• _DIRECTIVE_
Look through the data below. Pick out the lines holding the string "screenshot".

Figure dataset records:
----------
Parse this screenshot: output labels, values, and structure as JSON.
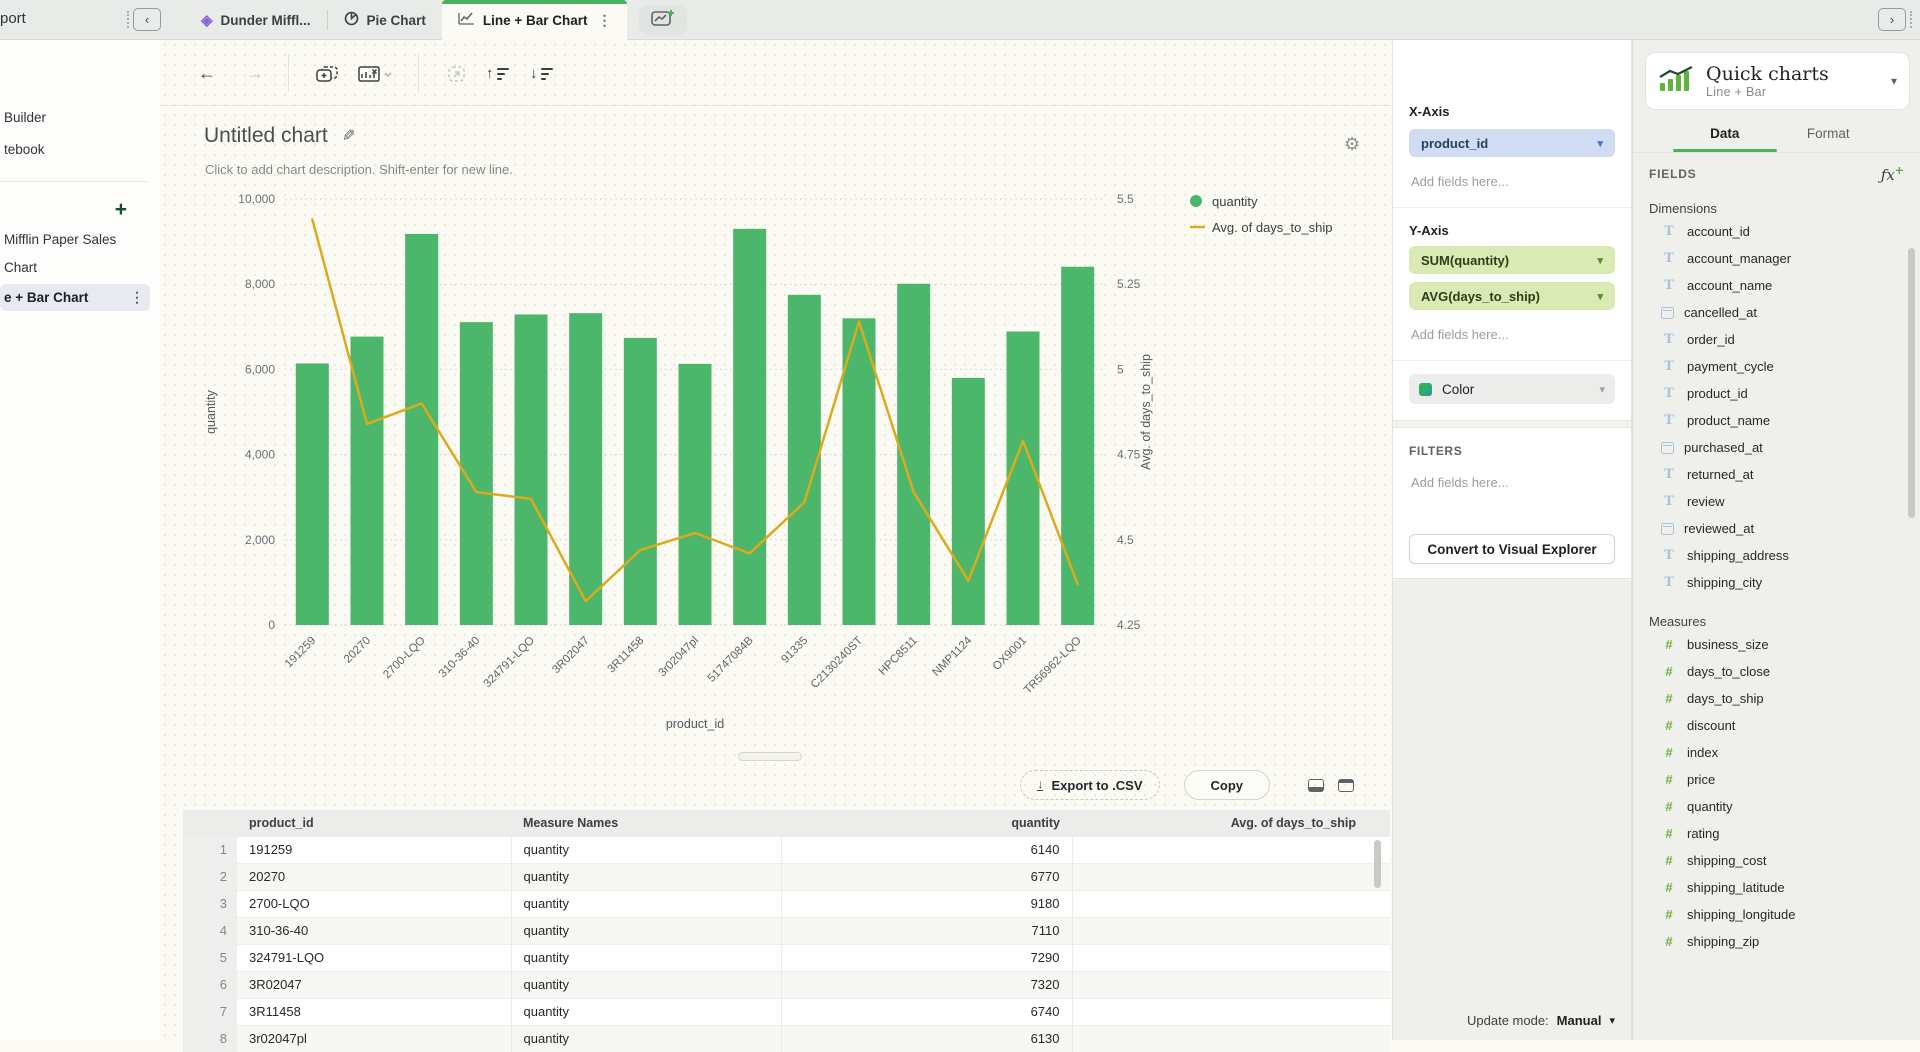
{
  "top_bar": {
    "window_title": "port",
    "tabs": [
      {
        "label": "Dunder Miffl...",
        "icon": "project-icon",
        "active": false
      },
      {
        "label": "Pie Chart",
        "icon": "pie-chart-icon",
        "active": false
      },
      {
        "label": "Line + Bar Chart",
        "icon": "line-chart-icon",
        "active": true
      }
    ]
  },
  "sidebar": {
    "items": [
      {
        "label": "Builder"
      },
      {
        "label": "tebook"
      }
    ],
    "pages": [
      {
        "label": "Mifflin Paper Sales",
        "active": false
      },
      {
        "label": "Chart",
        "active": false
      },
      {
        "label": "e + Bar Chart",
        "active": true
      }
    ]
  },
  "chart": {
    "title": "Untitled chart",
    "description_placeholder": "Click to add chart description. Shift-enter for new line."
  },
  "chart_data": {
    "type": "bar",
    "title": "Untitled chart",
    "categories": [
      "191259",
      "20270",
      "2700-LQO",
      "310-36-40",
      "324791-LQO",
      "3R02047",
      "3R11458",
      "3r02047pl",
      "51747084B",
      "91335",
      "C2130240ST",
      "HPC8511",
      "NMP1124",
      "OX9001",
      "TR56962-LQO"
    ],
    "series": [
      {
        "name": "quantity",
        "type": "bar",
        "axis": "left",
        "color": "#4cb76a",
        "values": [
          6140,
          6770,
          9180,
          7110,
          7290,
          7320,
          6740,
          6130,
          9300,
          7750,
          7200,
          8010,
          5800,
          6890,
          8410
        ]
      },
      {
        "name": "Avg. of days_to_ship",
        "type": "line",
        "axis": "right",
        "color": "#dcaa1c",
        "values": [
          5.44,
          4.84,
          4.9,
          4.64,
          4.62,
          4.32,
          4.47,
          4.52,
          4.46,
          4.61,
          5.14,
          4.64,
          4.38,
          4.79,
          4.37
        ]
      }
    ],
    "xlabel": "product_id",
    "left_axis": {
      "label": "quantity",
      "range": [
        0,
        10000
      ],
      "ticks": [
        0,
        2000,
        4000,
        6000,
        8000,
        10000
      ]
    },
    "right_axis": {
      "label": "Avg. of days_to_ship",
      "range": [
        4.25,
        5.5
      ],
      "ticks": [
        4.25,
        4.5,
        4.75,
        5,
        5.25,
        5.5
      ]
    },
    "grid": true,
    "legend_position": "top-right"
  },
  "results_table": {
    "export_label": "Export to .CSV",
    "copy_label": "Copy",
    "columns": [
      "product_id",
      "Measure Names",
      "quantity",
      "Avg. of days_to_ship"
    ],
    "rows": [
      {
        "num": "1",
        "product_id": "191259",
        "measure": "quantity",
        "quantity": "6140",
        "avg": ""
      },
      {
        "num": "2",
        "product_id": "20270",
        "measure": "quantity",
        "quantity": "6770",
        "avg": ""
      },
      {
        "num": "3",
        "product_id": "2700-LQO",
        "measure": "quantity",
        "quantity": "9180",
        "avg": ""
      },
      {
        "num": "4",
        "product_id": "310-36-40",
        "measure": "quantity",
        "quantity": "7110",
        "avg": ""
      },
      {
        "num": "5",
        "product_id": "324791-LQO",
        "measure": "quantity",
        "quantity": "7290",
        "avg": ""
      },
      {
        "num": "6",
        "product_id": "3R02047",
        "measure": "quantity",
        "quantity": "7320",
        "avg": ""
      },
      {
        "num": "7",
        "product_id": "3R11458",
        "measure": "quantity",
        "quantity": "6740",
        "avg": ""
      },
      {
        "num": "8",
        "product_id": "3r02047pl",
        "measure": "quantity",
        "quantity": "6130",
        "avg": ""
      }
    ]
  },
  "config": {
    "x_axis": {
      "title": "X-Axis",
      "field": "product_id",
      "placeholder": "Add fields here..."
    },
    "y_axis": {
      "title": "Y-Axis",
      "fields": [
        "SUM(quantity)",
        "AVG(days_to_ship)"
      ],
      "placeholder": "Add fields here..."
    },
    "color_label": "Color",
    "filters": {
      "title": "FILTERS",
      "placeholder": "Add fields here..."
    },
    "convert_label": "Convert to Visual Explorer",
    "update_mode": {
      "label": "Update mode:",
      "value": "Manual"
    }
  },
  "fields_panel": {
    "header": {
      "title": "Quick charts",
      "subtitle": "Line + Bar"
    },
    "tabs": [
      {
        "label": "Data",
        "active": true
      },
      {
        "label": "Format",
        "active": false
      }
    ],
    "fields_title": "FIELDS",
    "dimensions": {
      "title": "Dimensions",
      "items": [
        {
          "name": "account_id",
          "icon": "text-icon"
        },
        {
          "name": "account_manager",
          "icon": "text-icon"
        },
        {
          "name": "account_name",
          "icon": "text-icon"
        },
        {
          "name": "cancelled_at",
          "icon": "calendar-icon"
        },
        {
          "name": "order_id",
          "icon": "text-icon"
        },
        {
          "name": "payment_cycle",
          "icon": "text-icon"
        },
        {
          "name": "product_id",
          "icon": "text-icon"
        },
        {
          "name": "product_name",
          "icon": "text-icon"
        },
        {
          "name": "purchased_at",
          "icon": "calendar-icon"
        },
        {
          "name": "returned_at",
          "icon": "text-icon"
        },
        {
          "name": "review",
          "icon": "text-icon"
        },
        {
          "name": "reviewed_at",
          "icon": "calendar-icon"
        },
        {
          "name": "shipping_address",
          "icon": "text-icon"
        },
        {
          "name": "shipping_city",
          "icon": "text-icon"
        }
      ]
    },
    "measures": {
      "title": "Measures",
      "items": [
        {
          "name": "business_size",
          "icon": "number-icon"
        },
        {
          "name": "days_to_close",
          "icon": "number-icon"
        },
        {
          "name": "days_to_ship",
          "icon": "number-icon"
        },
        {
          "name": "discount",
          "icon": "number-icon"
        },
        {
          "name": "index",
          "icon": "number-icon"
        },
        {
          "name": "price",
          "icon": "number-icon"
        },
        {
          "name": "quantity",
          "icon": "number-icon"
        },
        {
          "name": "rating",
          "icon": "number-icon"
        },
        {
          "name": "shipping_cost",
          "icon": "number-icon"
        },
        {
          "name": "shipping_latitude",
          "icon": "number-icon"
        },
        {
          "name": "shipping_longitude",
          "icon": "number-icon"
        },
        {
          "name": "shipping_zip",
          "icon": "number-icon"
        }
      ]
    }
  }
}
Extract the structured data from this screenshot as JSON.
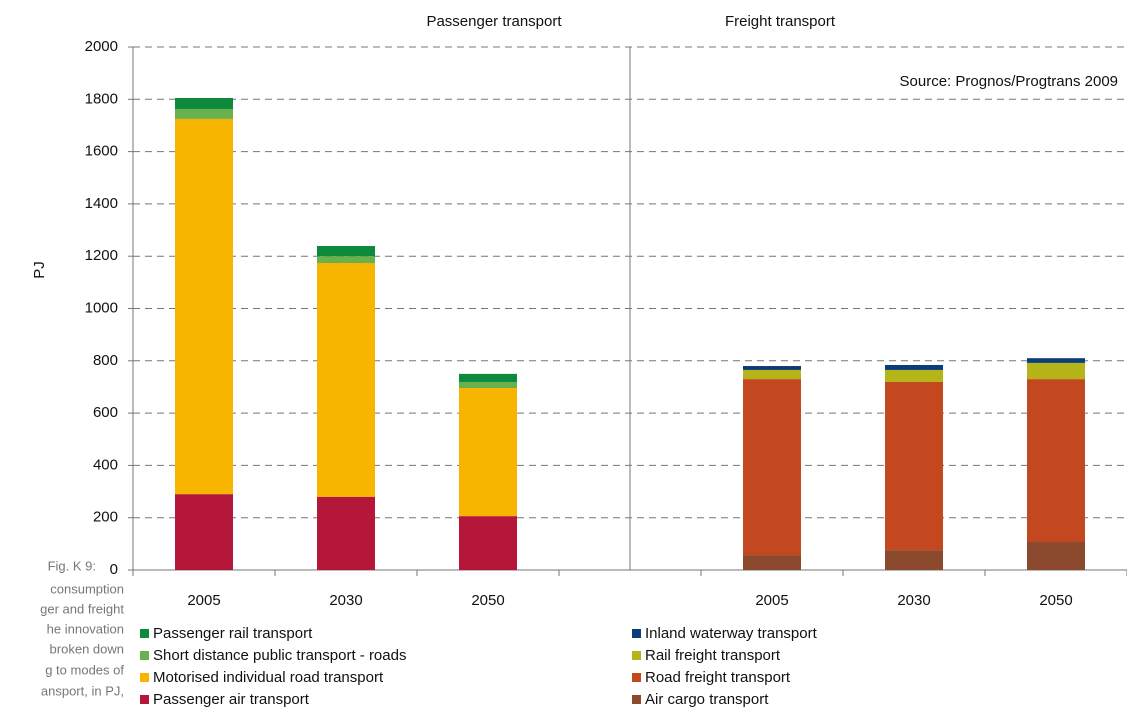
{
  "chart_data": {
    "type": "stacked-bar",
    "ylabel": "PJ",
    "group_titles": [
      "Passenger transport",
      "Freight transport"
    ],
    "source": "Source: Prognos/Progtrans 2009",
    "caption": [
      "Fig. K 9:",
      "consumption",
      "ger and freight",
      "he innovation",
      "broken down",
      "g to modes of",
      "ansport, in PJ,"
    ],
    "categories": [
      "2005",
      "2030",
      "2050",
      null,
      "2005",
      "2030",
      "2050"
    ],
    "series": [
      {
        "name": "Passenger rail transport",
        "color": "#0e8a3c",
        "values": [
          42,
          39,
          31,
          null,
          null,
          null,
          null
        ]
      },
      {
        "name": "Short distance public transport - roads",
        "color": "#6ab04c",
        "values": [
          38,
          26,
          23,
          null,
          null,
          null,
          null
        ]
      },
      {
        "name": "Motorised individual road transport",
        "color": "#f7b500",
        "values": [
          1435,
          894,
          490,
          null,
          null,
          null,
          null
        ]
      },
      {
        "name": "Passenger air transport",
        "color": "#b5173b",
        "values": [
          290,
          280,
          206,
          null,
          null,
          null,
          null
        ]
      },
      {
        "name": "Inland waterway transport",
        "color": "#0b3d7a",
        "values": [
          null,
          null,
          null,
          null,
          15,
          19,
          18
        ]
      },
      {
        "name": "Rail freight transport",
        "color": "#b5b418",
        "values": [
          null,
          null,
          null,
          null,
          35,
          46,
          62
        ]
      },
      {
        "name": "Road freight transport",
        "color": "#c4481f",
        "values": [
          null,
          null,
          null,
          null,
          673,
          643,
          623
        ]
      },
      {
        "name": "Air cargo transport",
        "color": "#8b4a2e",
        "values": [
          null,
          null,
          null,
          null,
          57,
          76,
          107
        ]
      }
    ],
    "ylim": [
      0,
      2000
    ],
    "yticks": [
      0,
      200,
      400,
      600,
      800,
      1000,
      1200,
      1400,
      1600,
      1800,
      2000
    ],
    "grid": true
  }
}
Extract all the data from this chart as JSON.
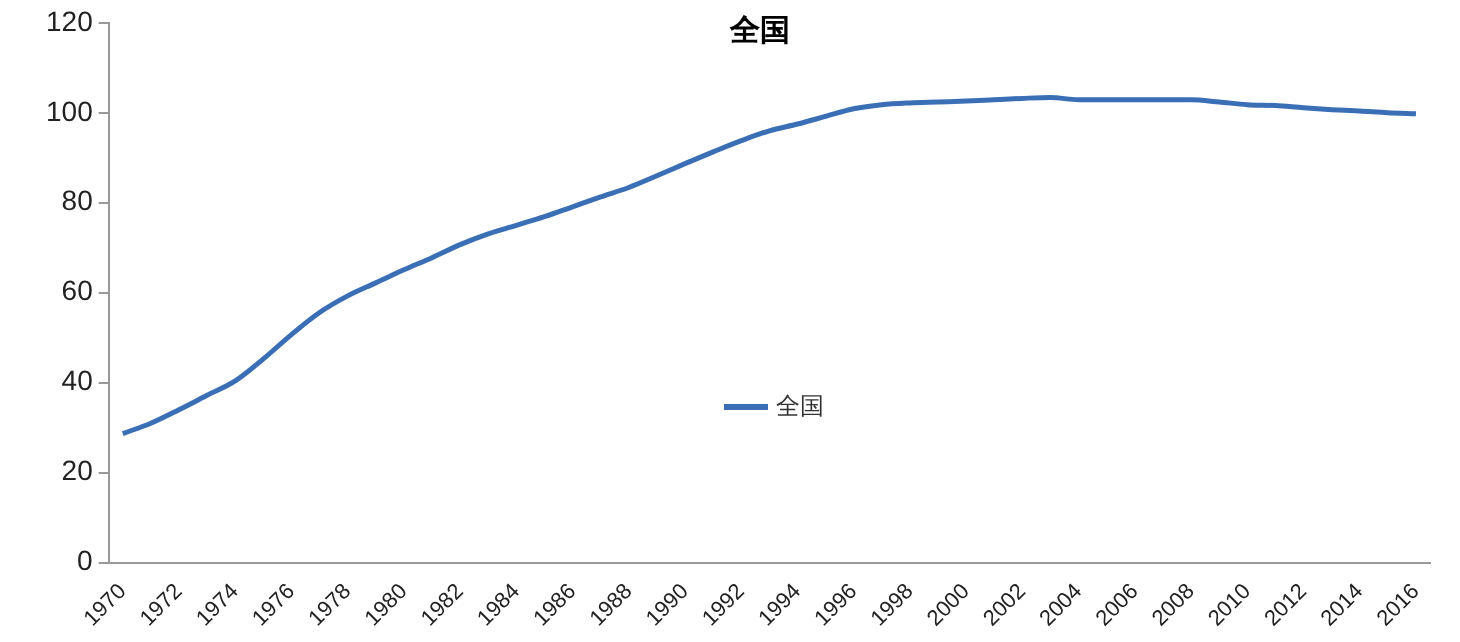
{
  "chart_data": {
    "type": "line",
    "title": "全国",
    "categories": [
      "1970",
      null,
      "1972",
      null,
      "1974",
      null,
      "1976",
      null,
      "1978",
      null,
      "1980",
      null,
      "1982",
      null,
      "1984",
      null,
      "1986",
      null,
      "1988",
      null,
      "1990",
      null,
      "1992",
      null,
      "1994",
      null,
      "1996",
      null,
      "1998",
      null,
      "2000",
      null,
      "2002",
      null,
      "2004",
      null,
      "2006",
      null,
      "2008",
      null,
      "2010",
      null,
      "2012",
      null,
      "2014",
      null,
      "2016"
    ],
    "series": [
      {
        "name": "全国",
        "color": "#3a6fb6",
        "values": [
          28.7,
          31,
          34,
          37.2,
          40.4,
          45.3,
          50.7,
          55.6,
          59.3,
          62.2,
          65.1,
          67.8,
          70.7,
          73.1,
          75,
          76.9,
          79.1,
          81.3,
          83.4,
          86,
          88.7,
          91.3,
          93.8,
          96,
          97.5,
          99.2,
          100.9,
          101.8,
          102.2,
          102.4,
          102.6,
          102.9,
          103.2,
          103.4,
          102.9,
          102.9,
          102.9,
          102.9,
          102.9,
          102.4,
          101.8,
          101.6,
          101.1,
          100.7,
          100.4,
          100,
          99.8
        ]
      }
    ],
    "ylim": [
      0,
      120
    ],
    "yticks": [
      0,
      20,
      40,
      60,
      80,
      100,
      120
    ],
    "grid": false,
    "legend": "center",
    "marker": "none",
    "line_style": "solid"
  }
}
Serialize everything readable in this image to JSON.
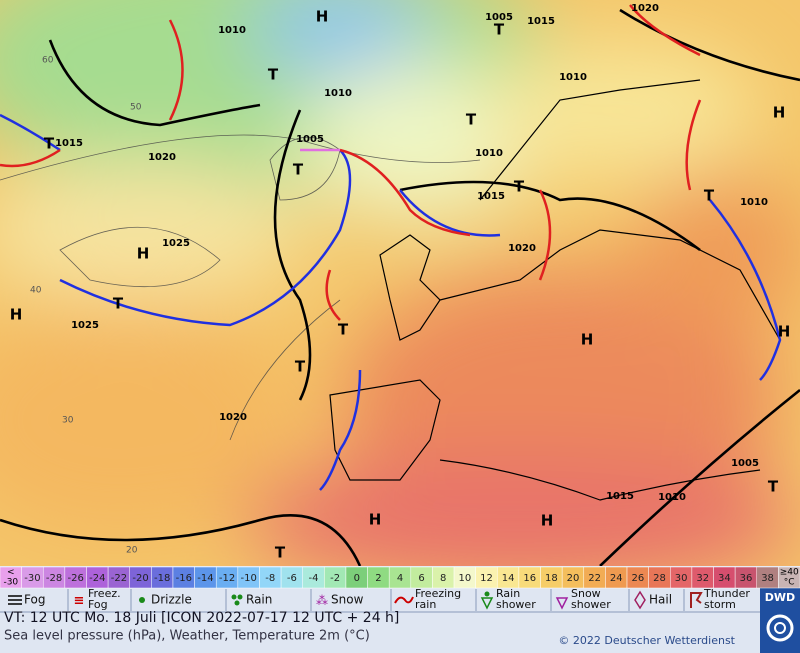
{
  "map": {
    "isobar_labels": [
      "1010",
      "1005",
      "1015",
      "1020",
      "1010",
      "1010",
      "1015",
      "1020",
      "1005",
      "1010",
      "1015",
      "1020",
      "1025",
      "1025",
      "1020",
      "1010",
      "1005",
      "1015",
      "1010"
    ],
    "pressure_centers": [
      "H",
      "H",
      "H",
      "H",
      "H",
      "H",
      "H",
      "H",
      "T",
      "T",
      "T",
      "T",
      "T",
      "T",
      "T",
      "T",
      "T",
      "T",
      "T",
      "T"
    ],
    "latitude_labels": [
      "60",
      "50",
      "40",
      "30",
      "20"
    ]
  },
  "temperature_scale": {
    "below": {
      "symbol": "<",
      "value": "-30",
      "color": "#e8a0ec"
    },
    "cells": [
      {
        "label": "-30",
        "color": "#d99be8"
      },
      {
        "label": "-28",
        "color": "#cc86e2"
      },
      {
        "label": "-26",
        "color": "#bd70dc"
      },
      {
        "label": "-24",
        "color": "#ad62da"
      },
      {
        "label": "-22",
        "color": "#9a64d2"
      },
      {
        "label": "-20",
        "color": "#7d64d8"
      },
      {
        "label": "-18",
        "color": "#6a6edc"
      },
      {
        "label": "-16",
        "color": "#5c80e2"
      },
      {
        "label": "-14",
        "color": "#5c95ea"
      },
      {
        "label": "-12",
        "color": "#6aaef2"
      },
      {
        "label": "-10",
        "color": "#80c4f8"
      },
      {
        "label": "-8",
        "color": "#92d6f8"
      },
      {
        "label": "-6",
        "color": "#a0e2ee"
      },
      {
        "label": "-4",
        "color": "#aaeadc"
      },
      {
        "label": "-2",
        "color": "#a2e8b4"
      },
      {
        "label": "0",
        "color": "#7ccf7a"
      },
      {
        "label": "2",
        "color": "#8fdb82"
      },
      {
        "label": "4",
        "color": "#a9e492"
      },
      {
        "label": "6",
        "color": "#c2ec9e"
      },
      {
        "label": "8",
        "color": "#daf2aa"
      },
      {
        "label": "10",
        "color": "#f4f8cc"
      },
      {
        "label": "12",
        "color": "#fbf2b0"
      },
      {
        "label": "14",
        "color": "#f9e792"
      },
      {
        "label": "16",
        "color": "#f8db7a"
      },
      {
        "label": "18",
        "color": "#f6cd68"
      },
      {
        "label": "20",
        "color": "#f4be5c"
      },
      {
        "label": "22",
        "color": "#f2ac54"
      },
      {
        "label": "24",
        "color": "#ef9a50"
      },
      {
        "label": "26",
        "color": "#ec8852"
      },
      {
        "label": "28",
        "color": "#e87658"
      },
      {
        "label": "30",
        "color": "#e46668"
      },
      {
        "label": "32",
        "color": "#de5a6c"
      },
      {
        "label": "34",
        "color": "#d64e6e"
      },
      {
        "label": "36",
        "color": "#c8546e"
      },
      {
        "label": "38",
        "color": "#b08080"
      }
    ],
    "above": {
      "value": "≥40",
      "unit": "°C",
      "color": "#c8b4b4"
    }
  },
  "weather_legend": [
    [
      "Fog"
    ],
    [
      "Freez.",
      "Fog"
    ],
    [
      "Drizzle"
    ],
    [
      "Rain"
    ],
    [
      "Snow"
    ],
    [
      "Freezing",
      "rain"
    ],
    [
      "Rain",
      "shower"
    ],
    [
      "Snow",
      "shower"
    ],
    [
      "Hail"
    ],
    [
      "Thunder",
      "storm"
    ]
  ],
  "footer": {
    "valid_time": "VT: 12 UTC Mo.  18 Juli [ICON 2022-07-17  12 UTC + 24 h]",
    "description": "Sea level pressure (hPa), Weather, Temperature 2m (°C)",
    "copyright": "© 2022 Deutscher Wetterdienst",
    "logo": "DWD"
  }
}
----------
• _RESULT OF THE EXERCISE_
Parse this screenshot: output labels, values, and structure as JSON.
Extract the structured data from this screenshot as JSON.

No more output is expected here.